RECORD EXTRACTS:
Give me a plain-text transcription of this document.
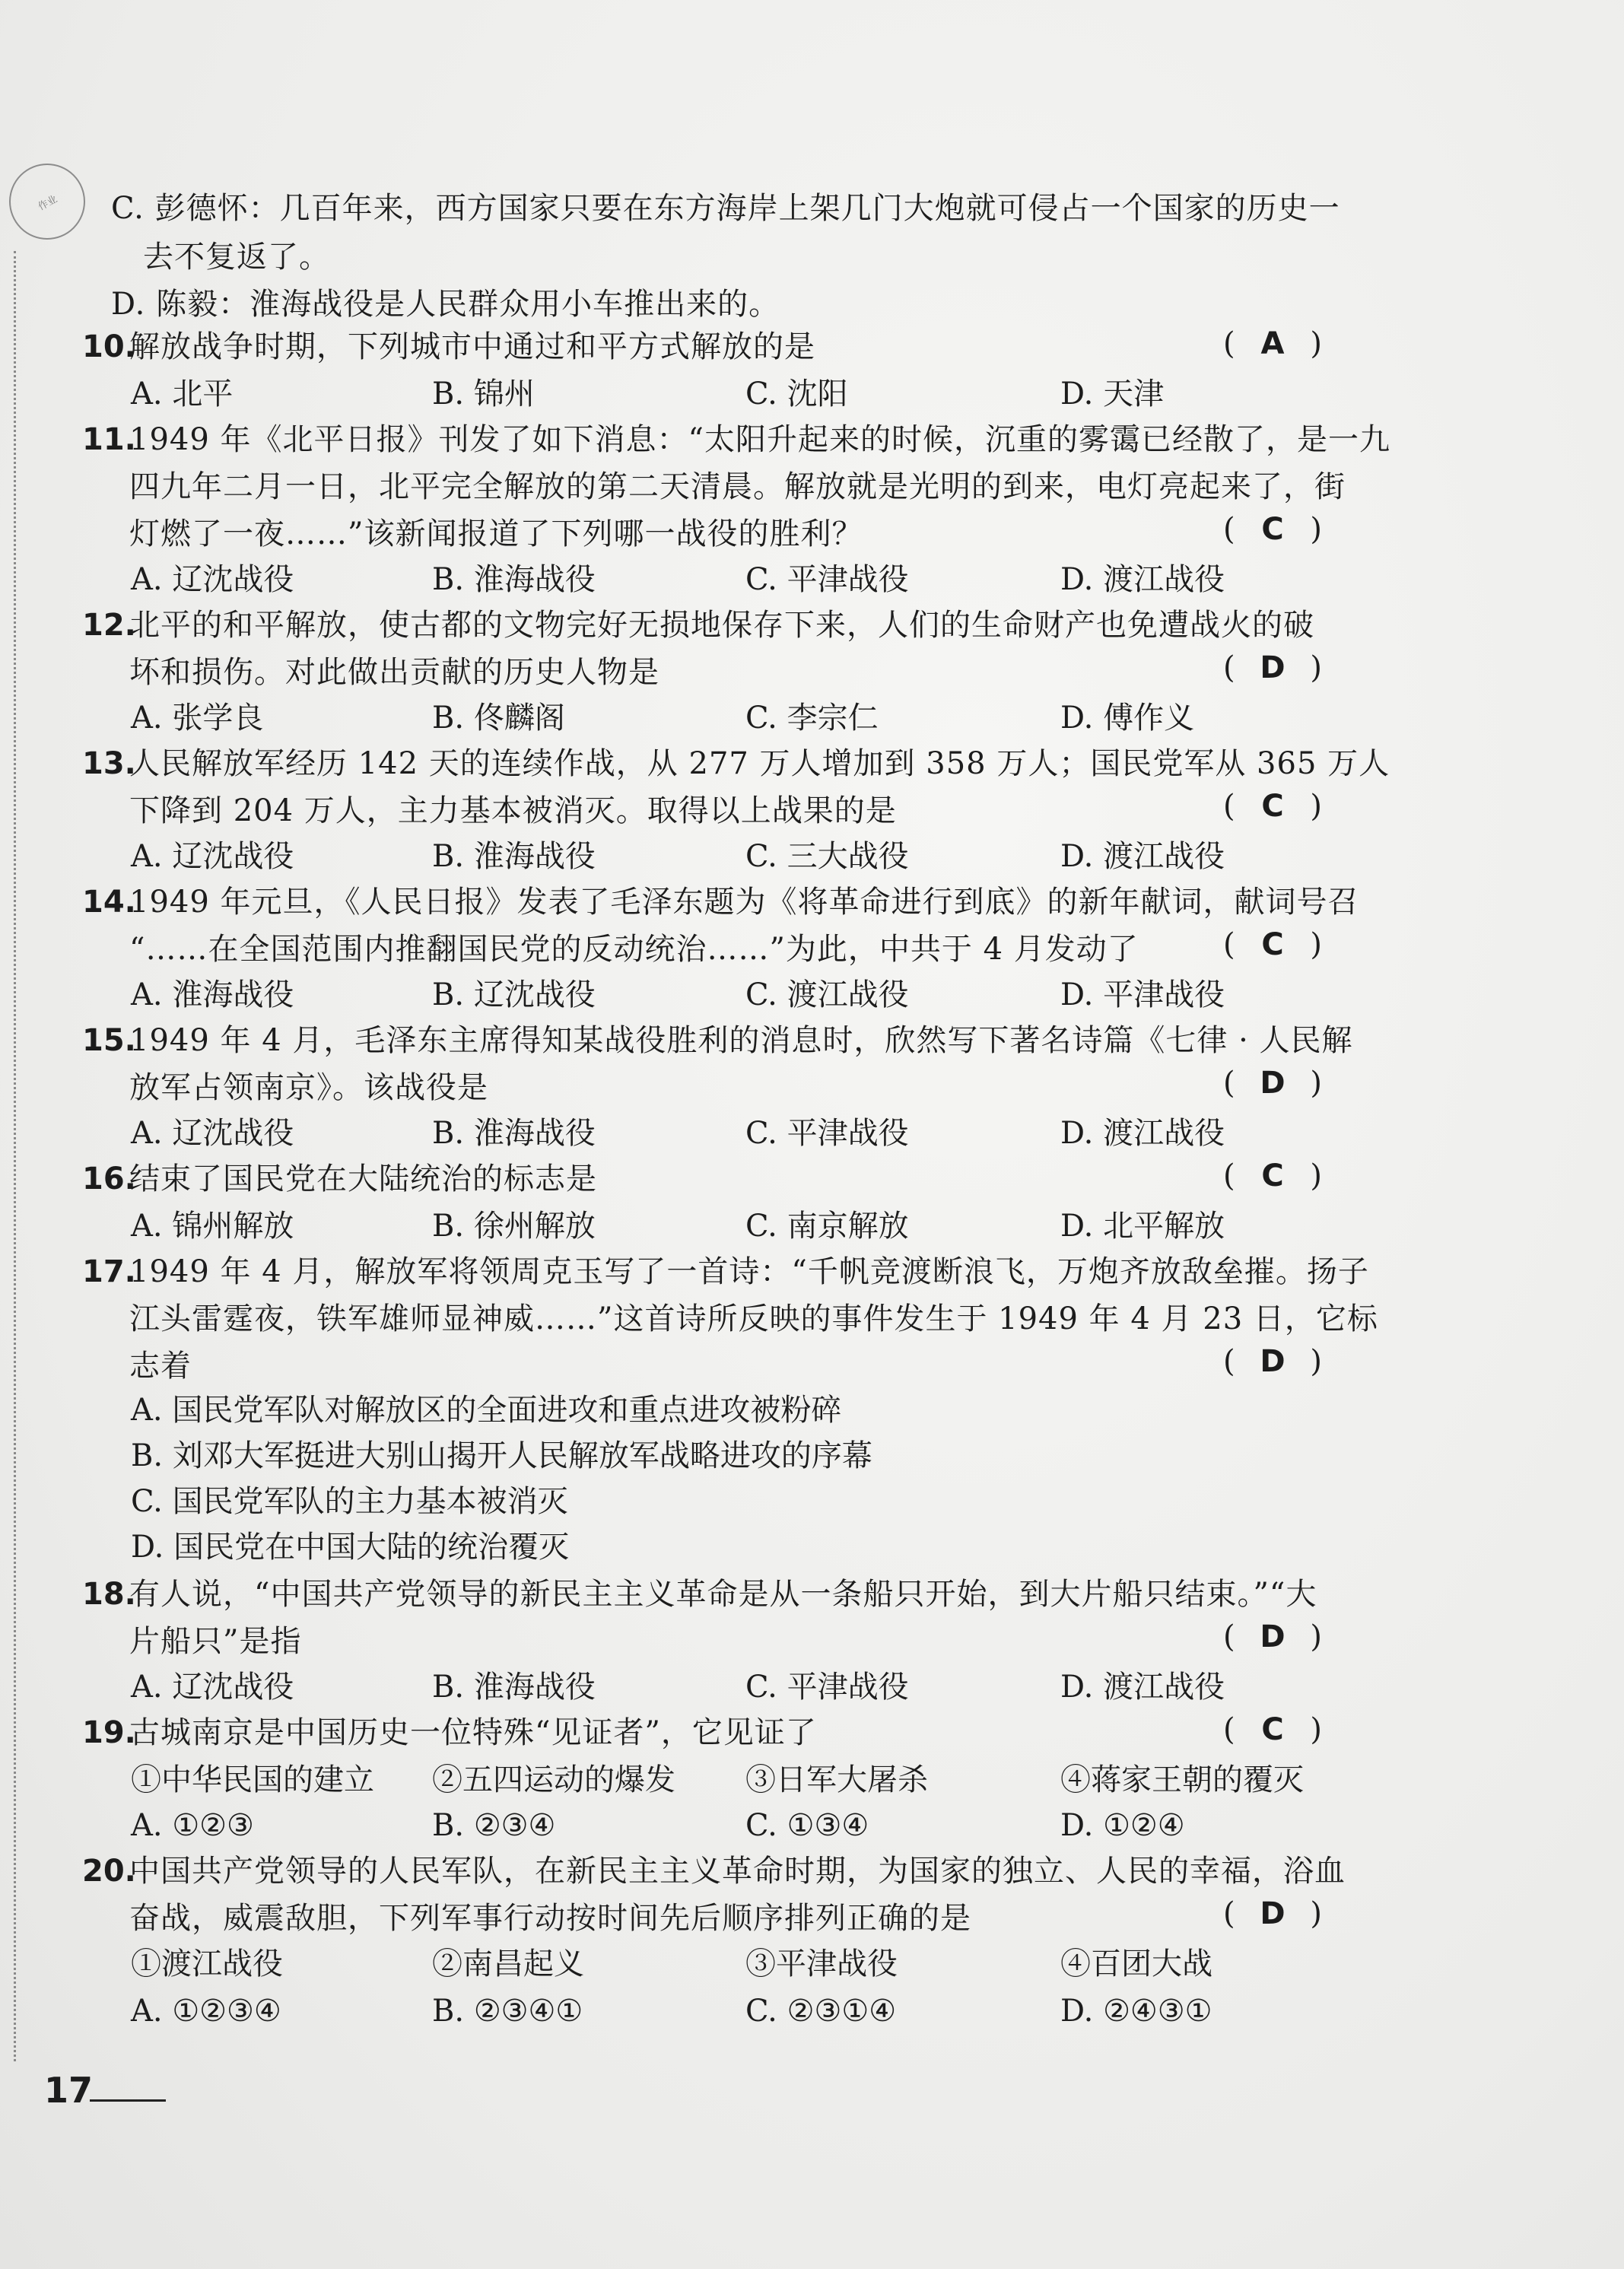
作业 C. 彭德怀：几百年来，西方国家只要在东方海岸上架几门大炮就可侵占一个国家的历史一
去不复返了。
D. 陈毅：淮海战役是人民群众用小车推出来的。
10.
解放战争时期，下列城市中通过和平方式解放的是	( A )
A. 北平	B. 锦州	C. 沈阳	D. 天津
11.
1949 年《北平日报》刊发了如下消息：“太阳升起来的时候，沉重的雾霭已经散了，是一九
四九年二月一日，北平完全解放的第二天清晨。解放就是光明的到来，电灯亮起来了，街
灯燃了一夜……”该新闻报道了下列哪一战役的胜利？	( C )
A. 辽沈战役	B. 淮海战役	C. 平津战役	D. 渡江战役
12.
北平的和平解放，使古都的文物完好无损地保存下来，人们的生命财产也免遭战火的破
坏和损伤。对此做出贡献的历史人物是	( D )
A. 张学良	B. 佟麟阁	C. 李宗仁	D. 傅作义
13.
人民解放军经历 142 天的连续作战，从 277 万人增加到 358 万人；国民党军从 365 万人
下降到 204 万人，主力基本被消灭。取得以上战果的是	( C )
A. 辽沈战役	B. 淮海战役	C. 三大战役	D. 渡江战役
14.
1949 年元旦，《人民日报》发表了毛泽东题为《将革命进行到底》的新年献词，献词号召
“……在全国范围内推翻国民党的反动统治……”为此，中共于 4 月发动了	( C )
A. 淮海战役	B. 辽沈战役	C. 渡江战役	D. 平津战役
15.
1949 年 4 月，毛泽东主席得知某战役胜利的消息时，欣然写下著名诗篇《七律 · 人民解
放军占领南京》。该战役是	( D )
A. 辽沈战役	B. 淮海战役	C. 平津战役	D. 渡江战役
16.
结束了国民党在大陆统治的标志是	( C )
A. 锦州解放	B. 徐州解放	C. 南京解放	D. 北平解放
17.
1949 年 4 月，解放军将领周克玉写了一首诗：“千帆竞渡断浪飞，万炮齐放敌垒摧。扬子
江头雷霆夜，铁军雄师显神威……”这首诗所反映的事件发生于 1949 年 4 月 23 日，它标
志着	( D )
A. 国民党军队对解放区的全面进攻和重点进攻被粉碎
B. 刘邓大军挺进大别山揭开人民解放军战略进攻的序幕
C. 国民党军队的主力基本被消灭
D. 国民党在中国大陆的统治覆灭
18.
有人说，“中国共产党领导的新民主主义革命是从一条船只开始，到大片船只结束。”“大
片船只”是指	( D )
A. 辽沈战役	B. 淮海战役	C. 平津战役	D. 渡江战役
19.
古城南京是中国历史一位特殊“见证者”，它见证了	( C )
①中华民国的建立 ②五四运动的爆发 ③日军大屠杀	④蒋家王朝的覆灭
A. ①②③	B. ②③④	C. ①③④	D. ①②④
20.
中国共产党领导的人民军队，在新民主主义革命时期，为国家的独立、人民的幸福，浴血
奋战，威震敌胆，下列军事行动按时间先后顺序排列正确的是	( D )
①渡江战役	②南昌起义	③平津战役	④百团大战
A. ①②③④	B. ②③④①	C. ②③①④	D. ②④③①
17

STATED EXERCISE: Each entry above is to be written out again unchanged, apart from the pictures, which are left out.

EXERCISE OUTPUT:
Give me a plain-text transcription of this document.
作业 C. 彭德怀：几百年来，西方国家只要在东方海岸上架几门大炮就可侵占一个国家的历史一
去不复返了。
D. 陈毅：淮海战役是人民群众用小车推出来的。
10.
解放战争时期，下列城市中通过和平方式解放的是	( A )
A. 北平	B. 锦州	C. 沈阳	D. 天津
11.
1949 年《北平日报》刊发了如下消息：“太阳升起来的时候，沉重的雾霭已经散了，是一九
四九年二月一日，北平完全解放的第二天清晨。解放就是光明的到来，电灯亮起来了，街
灯燃了一夜……”该新闻报道了下列哪一战役的胜利？	( C )
A. 辽沈战役	B. 淮海战役	C. 平津战役	D. 渡江战役
12.
北平的和平解放，使古都的文物完好无损地保存下来，人们的生命财产也免遭战火的破
坏和损伤。对此做出贡献的历史人物是	( D )
A. 张学良	B. 佟麟阁	C. 李宗仁	D. 傅作义
13.
人民解放军经历 142 天的连续作战，从 277 万人增加到 358 万人；国民党军从 365 万人
下降到 204 万人，主力基本被消灭。取得以上战果的是	( C )
A. 辽沈战役	B. 淮海战役	C. 三大战役	D. 渡江战役
14.
1949 年元旦，《人民日报》发表了毛泽东题为《将革命进行到底》的新年献词，献词号召
“……在全国范围内推翻国民党的反动统治……”为此，中共于 4 月发动了	( C )
A. 淮海战役	B. 辽沈战役	C. 渡江战役	D. 平津战役
15.
1949 年 4 月，毛泽东主席得知某战役胜利的消息时，欣然写下著名诗篇《七律 · 人民解
放军占领南京》。该战役是	( D )
A. 辽沈战役	B. 淮海战役	C. 平津战役	D. 渡江战役
16.
结束了国民党在大陆统治的标志是	( C )
A. 锦州解放	B. 徐州解放	C. 南京解放	D. 北平解放
17.
1949 年 4 月，解放军将领周克玉写了一首诗：“千帆竞渡断浪飞，万炮齐放敌垒摧。扬子
江头雷霆夜，铁军雄师显神威……”这首诗所反映的事件发生于 1949 年 4 月 23 日，它标
志着	( D )
A. 国民党军队对解放区的全面进攻和重点进攻被粉碎
B. 刘邓大军挺进大别山揭开人民解放军战略进攻的序幕
C. 国民党军队的主力基本被消灭
D. 国民党在中国大陆的统治覆灭
18.
有人说，“中国共产党领导的新民主主义革命是从一条船只开始，到大片船只结束。”“大
片船只”是指	( D )
A. 辽沈战役	B. 淮海战役	C. 平津战役	D. 渡江战役
19.
古城南京是中国历史一位特殊“见证者”，它见证了	( C )
①中华民国的建立 ②五四运动的爆发 ③日军大屠杀	④蒋家王朝的覆灭
A. ①②③	B. ②③④	C. ①③④	D. ①②④
20.
中国共产党领导的人民军队，在新民主主义革命时期，为国家的独立、人民的幸福，浴血
奋战，威震敌胆，下列军事行动按时间先后顺序排列正确的是	( D )
①渡江战役	②南昌起义	③平津战役	④百团大战
A. ①②③④	B. ②③④①	C. ②③①④	D. ②④③①
17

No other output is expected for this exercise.